* [Directive]: Recast everything in the data from the line containing "row-home-layout[interactable]: Рабочий стол" down to the line containing "wifi-icon (474, 10, 485, 18)" as a JSON list of strings, one string per line, with blank lines omitted.

•••••

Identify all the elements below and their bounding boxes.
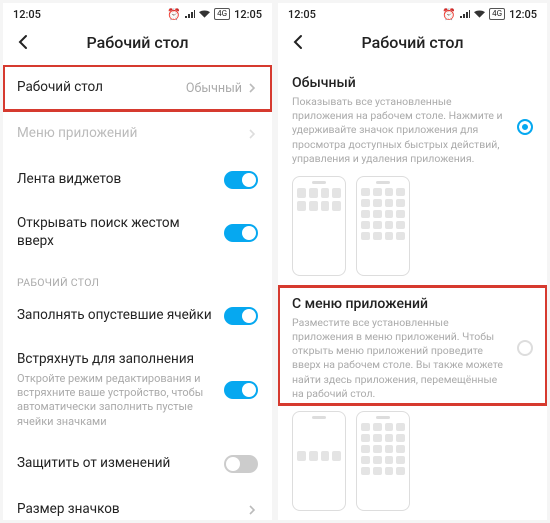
row-home-layout[interactable]: Рабочий стол Обычный (3, 65, 272, 111)
signal-icon (185, 10, 195, 18)
back-button[interactable] (13, 31, 35, 53)
back-button[interactable] (288, 31, 310, 53)
row-label: Меню приложений (17, 125, 238, 143)
phone-mock-icon (356, 176, 410, 276)
wifi-icon (474, 10, 485, 18)
row-label: Лента виджетов (17, 171, 216, 189)
option-description: Показывать все установленные приложения … (292, 95, 533, 166)
row-shake-fill[interactable]: Встряхнуть для заполнения Откройте режим… (3, 339, 272, 441)
row-sublabel: Откройте режим редактирования и встряхни… (17, 372, 216, 429)
row-fill-empty[interactable]: Заполнять опустевшие ячейки (3, 293, 272, 339)
row-label: Защитить от изменений (17, 455, 216, 473)
preview-with-drawer (278, 405, 547, 520)
radio-classic[interactable] (517, 119, 533, 135)
section-header-home: РАБОЧИЙ СТОЛ (3, 262, 272, 293)
chevron-left-icon (291, 34, 307, 50)
toggle-fill-empty[interactable] (224, 307, 258, 325)
row-swipe-search[interactable]: Открывать поиск жестом вверх (3, 203, 272, 262)
wifi-icon (199, 10, 210, 18)
preview-classic (278, 170, 547, 286)
layout-options: Обычный Показывать все установленные при… (278, 65, 547, 520)
row-label: Открывать поиск жестом вверх (17, 215, 216, 250)
option-description: Разместите все установленные приложения … (292, 316, 533, 401)
alarm-icon: ⏰ (167, 8, 181, 21)
radio-with-drawer[interactable] (517, 340, 533, 356)
toggle-widget-feed[interactable] (224, 171, 258, 189)
phone-mock-icon (292, 411, 346, 511)
option-classic[interactable]: Обычный Показывать все установленные при… (278, 65, 547, 286)
row-label: Заполнять опустевшие ячейки (17, 307, 216, 325)
row-label: Размер значков (17, 501, 238, 519)
row-widget-feed[interactable]: Лента виджетов (3, 157, 272, 203)
network-badge: 4G (489, 8, 505, 20)
row-value: Обычный (186, 81, 242, 96)
row-label: Встряхнуть для заполнения (17, 351, 216, 369)
row-label: Рабочий стол (17, 79, 178, 97)
chevron-right-icon (246, 504, 258, 516)
alarm-icon: ⏰ (442, 8, 456, 21)
clock-right: 12:05 (234, 8, 262, 21)
page-title: Рабочий стол (35, 33, 240, 52)
toggle-lock-layout[interactable] (224, 455, 258, 473)
page-title: Рабочий стол (310, 33, 515, 52)
signal-icon (460, 10, 470, 18)
phone-mock-icon (292, 176, 346, 276)
toggle-shake-fill[interactable] (224, 381, 258, 399)
phone-mock-icon (356, 411, 410, 511)
settings-list: Рабочий стол Обычный Меню приложений Лен… (3, 65, 272, 520)
header: Рабочий стол (278, 25, 547, 65)
option-title: С меню приложений (292, 296, 533, 312)
chevron-left-icon (16, 34, 32, 50)
option-title: Обычный (292, 75, 533, 91)
network-badge: 4G (214, 8, 230, 20)
settings-screen-right: 12:05 ⏰ 4G 12:05 Рабочий стол Обычный По… (278, 3, 547, 520)
clock: 12:05 (288, 8, 316, 21)
settings-screen-left: 12:05 ⏰ 4G 12:05 Рабочий стол Рабочий ст… (3, 3, 272, 520)
status-bar: 12:05 ⏰ 4G 12:05 (3, 3, 272, 25)
row-app-drawer: Меню приложений (3, 111, 272, 157)
toggle-swipe-search[interactable] (224, 224, 258, 242)
row-icon-size[interactable]: Размер значков (3, 487, 272, 520)
chevron-right-icon (246, 82, 258, 94)
header: Рабочий стол (3, 25, 272, 65)
clock: 12:05 (13, 8, 41, 21)
row-lock-layout[interactable]: Защитить от изменений (3, 441, 272, 487)
option-with-drawer[interactable]: С меню приложений Разместите все установ… (278, 286, 547, 405)
clock-right: 12:05 (509, 8, 537, 21)
chevron-right-icon (246, 128, 258, 140)
status-bar: 12:05 ⏰ 4G 12:05 (278, 3, 547, 25)
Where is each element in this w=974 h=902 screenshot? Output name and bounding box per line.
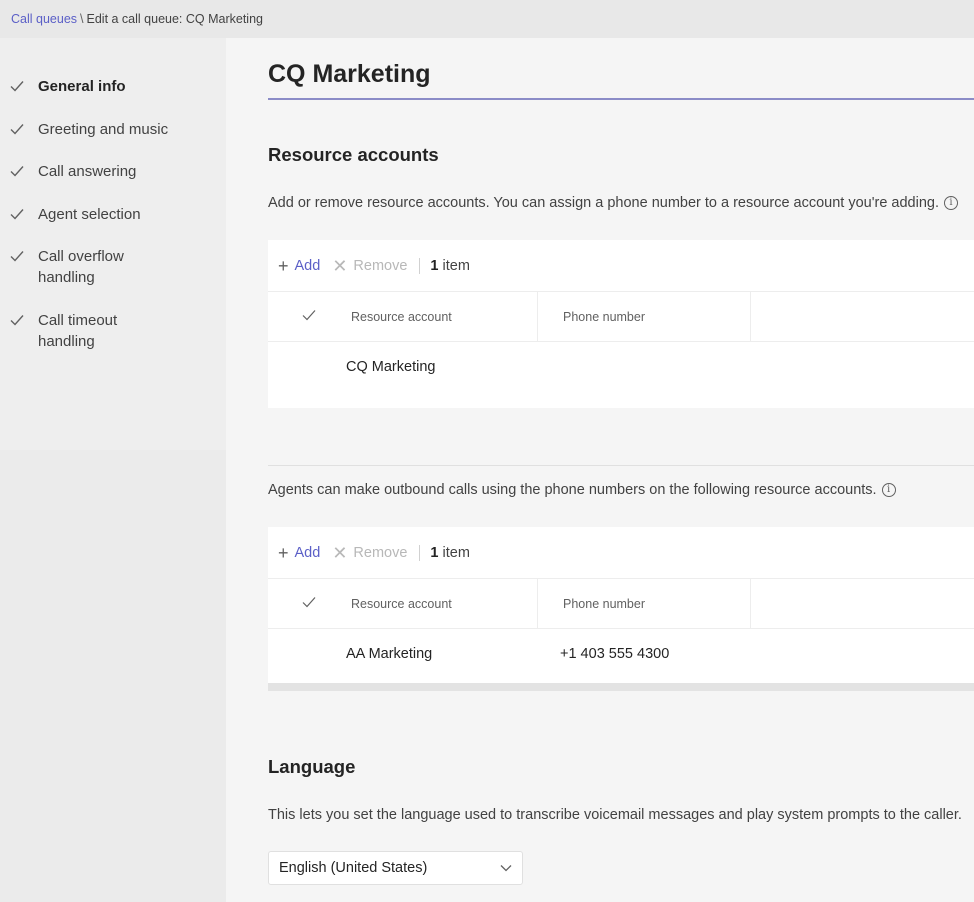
item-count-number: 1: [430, 257, 439, 274]
add-outbound-account-button[interactable]: + Add: [278, 544, 320, 562]
close-icon: ✕: [332, 542, 348, 563]
check-icon: [0, 204, 38, 220]
main-content: CQ Marketing Resource accounts Add or re…: [226, 38, 974, 902]
table-header: Resource account Phone number: [268, 579, 974, 629]
add-label: Add: [294, 257, 321, 274]
resource-accounts-table: + Add ✕ Remove 1 item Resource account P…: [268, 240, 974, 408]
sidebar-item-label: Call answering: [38, 163, 137, 180]
cell-phone-number: +1 403 555 4300: [560, 646, 670, 662]
plus-icon: +: [278, 542, 289, 563]
title-underline: [268, 98, 974, 100]
sidebar-item-call-timeout-handling[interactable]: Call timeout handling: [0, 310, 226, 352]
breadcrumb-current: Edit a call queue: CQ Marketing: [86, 12, 263, 26]
add-resource-account-button[interactable]: + Add: [278, 257, 320, 275]
column-header-phone-number[interactable]: Phone number: [563, 597, 645, 611]
check-icon: [0, 76, 38, 92]
outbound-toolbar: + Add ✕ Remove 1 item: [268, 527, 974, 579]
close-icon: ✕: [332, 255, 348, 276]
item-count-number: 1: [430, 544, 439, 561]
resource-accounts-toolbar: + Add ✕ Remove 1 item: [268, 240, 974, 292]
section-divider: [268, 465, 974, 466]
remove-outbound-account-button[interactable]: ✕ Remove: [332, 544, 407, 562]
resource-accounts-description-text: Add or remove resource accounts. You can…: [268, 195, 939, 211]
sidebar-item-label-line2: handling: [38, 269, 95, 286]
sidebar-item-label: Agent selection: [38, 206, 141, 223]
item-count-label: item: [442, 257, 470, 274]
breadcrumb-call-queues-link[interactable]: Call queues: [11, 12, 77, 26]
sidebar-item-greeting-and-music[interactable]: Greeting and music: [0, 119, 226, 140]
column-header-resource-account[interactable]: Resource account: [351, 597, 452, 611]
language-description: This lets you set the language used to t…: [268, 807, 962, 823]
column-divider: [537, 292, 538, 342]
sidebar-item-call-overflow-handling[interactable]: Call overflow handling: [0, 246, 226, 288]
column-divider: [750, 292, 751, 342]
item-count-label: item: [442, 544, 470, 561]
sidebar-item-label-line2: handling: [38, 333, 95, 350]
chevron-down-icon: [500, 864, 512, 872]
remove-resource-account-button[interactable]: ✕ Remove: [332, 257, 407, 275]
outbound-description-text: Agents can make outbound calls using the…: [268, 482, 877, 498]
table-row[interactable]: AA Marketing +1 403 555 4300: [268, 629, 974, 681]
item-count: 1 item: [430, 258, 470, 274]
select-all-check-icon[interactable]: [302, 596, 316, 611]
sidebar: General info Greeting and music Call ans…: [0, 38, 226, 902]
sidebar-item-label-line1: Call timeout: [38, 312, 118, 329]
info-icon[interactable]: i: [881, 483, 896, 497]
sidebar-item-agent-selection[interactable]: Agent selection: [0, 204, 226, 225]
plus-icon: +: [278, 255, 289, 276]
outbound-accounts-table: + Add ✕ Remove 1 item Resource account P…: [268, 527, 974, 691]
column-header-phone-number[interactable]: Phone number: [563, 310, 645, 324]
column-divider: [750, 579, 751, 629]
sidebar-nav-panel: [0, 38, 226, 450]
breadcrumb-separator: \: [80, 12, 84, 26]
sidebar-item-label: General info: [38, 78, 126, 95]
language-heading: Language: [268, 756, 356, 777]
toolbar-divider: [419, 257, 421, 274]
sidebar-item-call-answering[interactable]: Call answering: [0, 161, 226, 182]
page-title: CQ Marketing: [268, 60, 431, 88]
breadcrumb: Call queues \ Edit a call queue: CQ Mark…: [0, 0, 974, 38]
check-icon: [0, 246, 38, 262]
sidebar-item-label: Greeting and music: [38, 121, 169, 138]
remove-label: Remove: [353, 257, 408, 274]
info-icon[interactable]: i: [944, 196, 958, 210]
add-label: Add: [294, 544, 321, 561]
language-dropdown[interactable]: English (United States): [268, 851, 523, 885]
language-selected-value: English (United States): [279, 860, 428, 876]
item-count: 1 item: [430, 545, 470, 561]
resource-accounts-description: Add or remove resource accounts. You can…: [268, 195, 958, 211]
horizontal-scrollbar[interactable]: [268, 683, 974, 691]
cell-resource-account: AA Marketing: [346, 646, 433, 662]
cell-resource-account: CQ Marketing: [346, 359, 436, 375]
column-divider: [537, 579, 538, 629]
check-icon: [0, 161, 38, 177]
column-header-resource-account[interactable]: Resource account: [351, 310, 452, 324]
table-row[interactable]: CQ Marketing: [268, 342, 974, 394]
check-icon: [0, 119, 38, 135]
sidebar-item-label-line1: Call overflow: [38, 248, 124, 265]
resource-accounts-heading: Resource accounts: [268, 144, 439, 165]
select-all-check-icon[interactable]: [302, 309, 316, 324]
toolbar-divider: [419, 544, 421, 561]
sidebar-item-label: Call timeout handling: [38, 310, 117, 352]
sidebar-item-label: Call overflow handling: [38, 246, 124, 288]
remove-label: Remove: [353, 544, 408, 561]
sidebar-item-general-info[interactable]: General info: [0, 76, 226, 97]
check-icon: [0, 310, 38, 326]
table-header: Resource account Phone number: [268, 292, 974, 342]
outbound-description: Agents can make outbound calls using the…: [268, 482, 896, 498]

•••••

* [Completed task]:
[
  "row-home-layout[interactable]: Рабочий стол Обычный (3, 65, 272, 111)",
  "signal-icon (185, 10, 195, 18)",
  "back-button[interactable] (13, 31, 35, 53)",
  "back-button[interactable] (288, 31, 310, 53)",
  "row-label: Меню приложений (17, 125, 238, 143)",
  "phone-mock-icon (356, 176, 410, 276)",
  "wifi-icon (474, 10, 485, 18)"
]